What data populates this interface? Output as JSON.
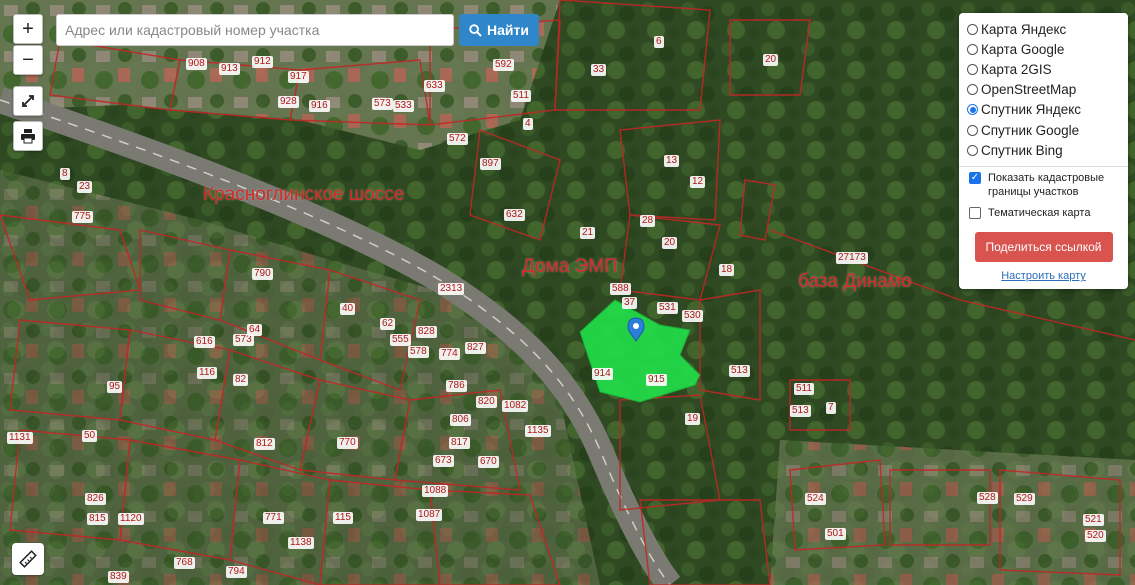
{
  "search": {
    "placeholder": "Адрес или кадастровый номер участка",
    "button_label": "Найти"
  },
  "zoom": {
    "in_label": "+",
    "out_label": "−"
  },
  "map_labels": {
    "road": "Красноглинское шоссе",
    "houses": "Дома ЭМП",
    "base": "база Динамо"
  },
  "parcels": [
    "908",
    "913",
    "912",
    "917",
    "533",
    "633",
    "592",
    "511",
    "928",
    "916",
    "573",
    "572",
    "897",
    "775",
    "632",
    "21",
    "20",
    "27173",
    "2313",
    "588",
    "37",
    "531",
    "530",
    "19",
    "914",
    "915",
    "513",
    "511",
    "513",
    "7",
    "790",
    "573",
    "616",
    "578",
    "555",
    "828",
    "827",
    "774",
    "786",
    "806",
    "817",
    "820",
    "673",
    "670",
    "1082",
    "1135",
    "1131",
    "812",
    "806",
    "770",
    "771",
    "1088",
    "1087",
    "115",
    "1138",
    "1120",
    "826",
    "815",
    "794",
    "768",
    "839",
    "524",
    "501",
    "528",
    "521",
    "520",
    "529",
    "4",
    "8",
    "6",
    "12",
    "13",
    "18",
    "23",
    "28",
    "33",
    "40",
    "50",
    "62",
    "64",
    "82",
    "95",
    "116",
    "20"
  ],
  "panel": {
    "layers": [
      {
        "label": "Карта Яндекс",
        "selected": false
      },
      {
        "label": "Карта Google",
        "selected": false
      },
      {
        "label": "Карта 2GIS",
        "selected": false
      },
      {
        "label": "OpenStreetMap",
        "selected": false
      },
      {
        "label": "Спутник Яндекс",
        "selected": true
      },
      {
        "label": "Спутник Google",
        "selected": false
      },
      {
        "label": "Спутник Bing",
        "selected": false
      }
    ],
    "cadastral_label": "Показать кадастровые границы участков",
    "cadastral_checked": true,
    "thematic_label": "Тематическая карта",
    "thematic_checked": false,
    "share_label": "Поделиться ссылкой",
    "setup_label": "Настроить карту"
  },
  "colors": {
    "accent": "#2f86c8",
    "share": "#d9534f",
    "parcel_line": "#c22626",
    "highlight": "#22e04a"
  }
}
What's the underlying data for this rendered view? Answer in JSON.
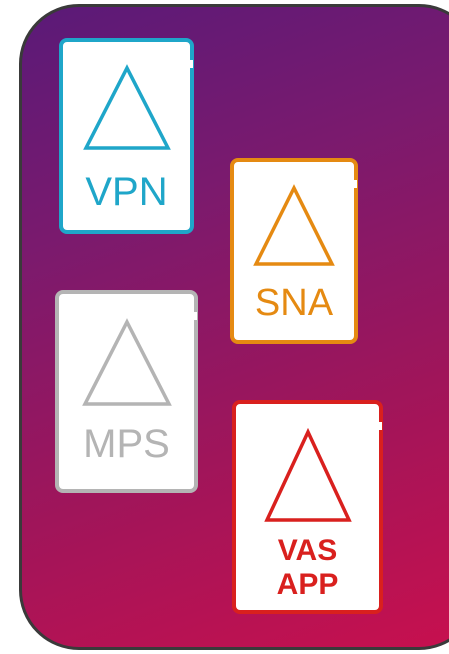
{
  "colors": {
    "vpn": "#1fa6c9",
    "sna": "#e58a12",
    "mps": "#b4b4b4",
    "vas": "#d9201e",
    "background_start": "#5a1a78",
    "background_end": "#c8104e"
  },
  "cards": {
    "vpn": {
      "label": "VPN",
      "icon": "warning-triangle-icon"
    },
    "sna": {
      "label": "SNA",
      "icon": "warning-triangle-icon"
    },
    "mps": {
      "label": "MPS",
      "icon": "warning-triangle-icon"
    },
    "vas": {
      "label_line1": "VAS",
      "label_line2": "APP",
      "icon": "warning-triangle-icon"
    }
  }
}
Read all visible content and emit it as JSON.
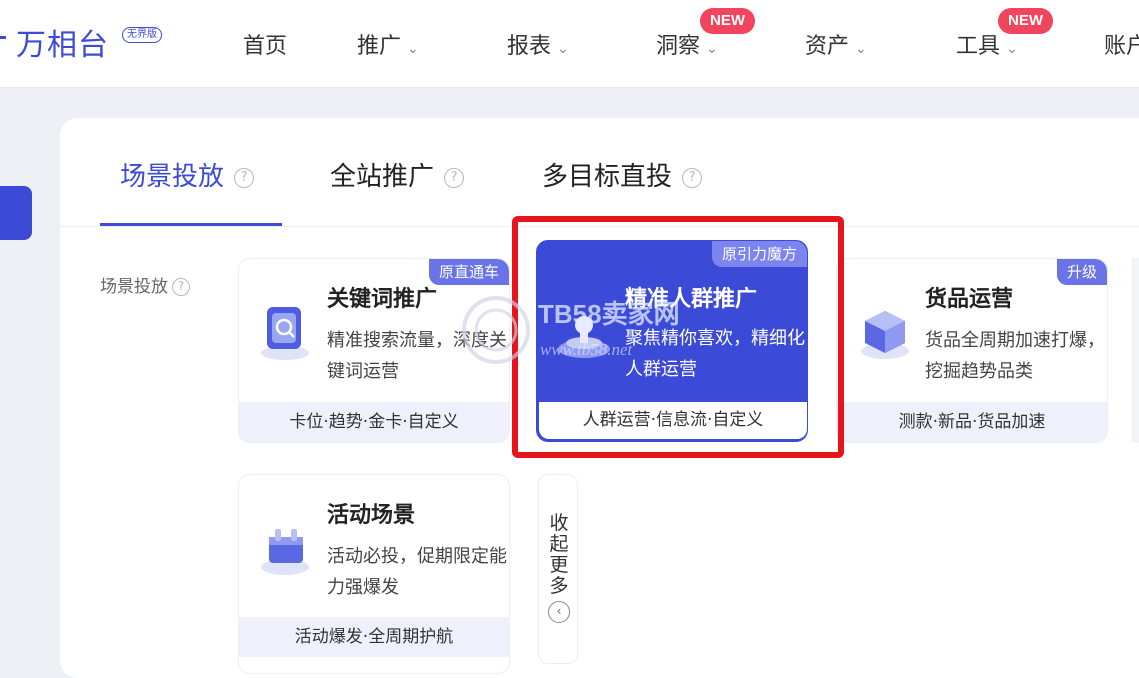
{
  "logo": {
    "text": "万相台",
    "badge": "无界版"
  },
  "nav": {
    "items": [
      {
        "label": "首页",
        "chevron": false
      },
      {
        "label": "推广",
        "chevron": true
      },
      {
        "label": "报表",
        "chevron": true
      },
      {
        "label": "洞察",
        "chevron": true,
        "badge": "NEW"
      },
      {
        "label": "资产",
        "chevron": true
      },
      {
        "label": "工具",
        "chevron": true,
        "badge": "NEW"
      },
      {
        "label": "账户",
        "chevron": false
      }
    ]
  },
  "tabs": [
    {
      "label": "场景投放",
      "active": true,
      "help": "?"
    },
    {
      "label": "全站推广",
      "active": false,
      "help": "?"
    },
    {
      "label": "多目标直投",
      "active": false,
      "help": "?"
    }
  ],
  "section_label": "场景投放",
  "cards": [
    {
      "title": "关键词推广",
      "desc": "精准搜索流量，深度关键词运营",
      "footer": "卡位·趋势·金卡·自定义",
      "tag": "原直通车",
      "icon": "keyword-icon",
      "featured": false
    },
    {
      "title": "精准人群推广",
      "desc": "聚焦精你喜欢，精细化人群运营",
      "footer": "人群运营·信息流·自定义",
      "tag": "原引力魔方",
      "icon": "crowd-icon",
      "featured": true
    },
    {
      "title": "货品运营",
      "desc": "货品全周期加速打爆，挖掘趋势品类",
      "footer": "测款·新品·货品加速",
      "tag": "升级",
      "icon": "goods-icon",
      "featured": false
    },
    {
      "title": "活动场景",
      "desc": "活动必投，促期限定能力强爆发",
      "footer": "活动爆发·全周期护航",
      "tag": "",
      "icon": "event-icon",
      "featured": false
    }
  ],
  "collapse": {
    "label": "收起更多",
    "icon": "chevron-left-icon"
  },
  "watermark": {
    "line1": "TB58卖家网",
    "line2": "www.tb58.net"
  },
  "colors": {
    "accent": "#3b4bd8",
    "badge_red": "#f0455c",
    "highlight": "#e8141c"
  }
}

====

**Exercise**: Using the records above, output their complete text exactly, minus any images.

**Full answer**:
What data populates this interface? Output as JSON.
{
  "search": {
    "placeholder": "Адрес или кадастровый номер участка",
    "button_label": "Найти"
  },
  "zoom": {
    "in_label": "+",
    "out_label": "−"
  },
  "map_labels": {
    "road": "Красноглинское шоссе",
    "houses": "Дома ЭМП",
    "base": "база Динамо"
  },
  "parcels": [
    "908",
    "913",
    "912",
    "917",
    "533",
    "633",
    "592",
    "511",
    "928",
    "916",
    "573",
    "572",
    "897",
    "775",
    "632",
    "21",
    "20",
    "27173",
    "2313",
    "588",
    "37",
    "531",
    "530",
    "19",
    "914",
    "915",
    "513",
    "511",
    "513",
    "7",
    "790",
    "573",
    "616",
    "578",
    "555",
    "828",
    "827",
    "774",
    "786",
    "806",
    "817",
    "820",
    "673",
    "670",
    "1082",
    "1135",
    "1131",
    "812",
    "806",
    "770",
    "771",
    "1088",
    "1087",
    "115",
    "1138",
    "1120",
    "826",
    "815",
    "794",
    "768",
    "839",
    "524",
    "501",
    "528",
    "521",
    "520",
    "529",
    "4",
    "8",
    "6",
    "12",
    "13",
    "18",
    "23",
    "28",
    "33",
    "40",
    "50",
    "62",
    "64",
    "82",
    "95",
    "116",
    "20"
  ],
  "panel": {
    "layers": [
      {
        "label": "Карта Яндекс",
        "selected": false
      },
      {
        "label": "Карта Google",
        "selected": false
      },
      {
        "label": "Карта 2GIS",
        "selected": false
      },
      {
        "label": "OpenStreetMap",
        "selected": false
      },
      {
        "label": "Спутник Яндекс",
        "selected": true
      },
      {
        "label": "Спутник Google",
        "selected": false
      },
      {
        "label": "Спутник Bing",
        "selected": false
      }
    ],
    "cadastral_label": "Показать кадастровые границы участков",
    "cadastral_checked": true,
    "thematic_label": "Тематическая карта",
    "thematic_checked": false,
    "share_label": "Поделиться ссылкой",
    "setup_label": "Настроить карту"
  },
  "colors": {
    "accent": "#2f86c8",
    "share": "#d9534f",
    "parcel_line": "#c22626",
    "highlight": "#22e04a"
  }
}
What's the underlying data for this rendered view? Answer in JSON.
{
  "colors": {
    "vpn": "#1fa6c9",
    "sna": "#e58a12",
    "mps": "#b4b4b4",
    "vas": "#d9201e",
    "background_start": "#5a1a78",
    "background_end": "#c8104e"
  },
  "cards": {
    "vpn": {
      "label": "VPN",
      "icon": "warning-triangle-icon"
    },
    "sna": {
      "label": "SNA",
      "icon": "warning-triangle-icon"
    },
    "mps": {
      "label": "MPS",
      "icon": "warning-triangle-icon"
    },
    "vas": {
      "label_line1": "VAS",
      "label_line2": "APP",
      "icon": "warning-triangle-icon"
    }
  }
}
Read all visible content and emit it as JSON.
{
  "logo": {
    "text": "万相台",
    "badge": "无界版"
  },
  "nav": {
    "items": [
      {
        "label": "首页",
        "chevron": false
      },
      {
        "label": "推广",
        "chevron": true
      },
      {
        "label": "报表",
        "chevron": true
      },
      {
        "label": "洞察",
        "chevron": true,
        "badge": "NEW"
      },
      {
        "label": "资产",
        "chevron": true
      },
      {
        "label": "工具",
        "chevron": true,
        "badge": "NEW"
      },
      {
        "label": "账户",
        "chevron": false
      }
    ]
  },
  "tabs": [
    {
      "label": "场景投放",
      "active": true,
      "help": "?"
    },
    {
      "label": "全站推广",
      "active": false,
      "help": "?"
    },
    {
      "label": "多目标直投",
      "active": false,
      "help": "?"
    }
  ],
  "section_label": "场景投放",
  "cards": [
    {
      "title": "关键词推广",
      "desc": "精准搜索流量，深度关键词运营",
      "footer": "卡位·趋势·金卡·自定义",
      "tag": "原直通车",
      "icon": "keyword-icon",
      "featured": false
    },
    {
      "title": "精准人群推广",
      "desc": "聚焦精你喜欢，精细化人群运营",
      "footer": "人群运营·信息流·自定义",
      "tag": "原引力魔方",
      "icon": "crowd-icon",
      "featured": true
    },
    {
      "title": "货品运营",
      "desc": "货品全周期加速打爆，挖掘趋势品类",
      "footer": "测款·新品·货品加速",
      "tag": "升级",
      "icon": "goods-icon",
      "featured": false
    },
    {
      "title": "活动场景",
      "desc": "活动必投，促期限定能力强爆发",
      "footer": "活动爆发·全周期护航",
      "tag": "",
      "icon": "event-icon",
      "featured": false
    }
  ],
  "collapse": {
    "label": "收起更多",
    "icon": "chevron-left-icon"
  },
  "watermark": {
    "line1": "TB58卖家网",
    "line2": "www.tb58.net"
  },
  "colors": {
    "accent": "#3b4bd8",
    "badge_red": "#f0455c",
    "highlight": "#e8141c"
  }
}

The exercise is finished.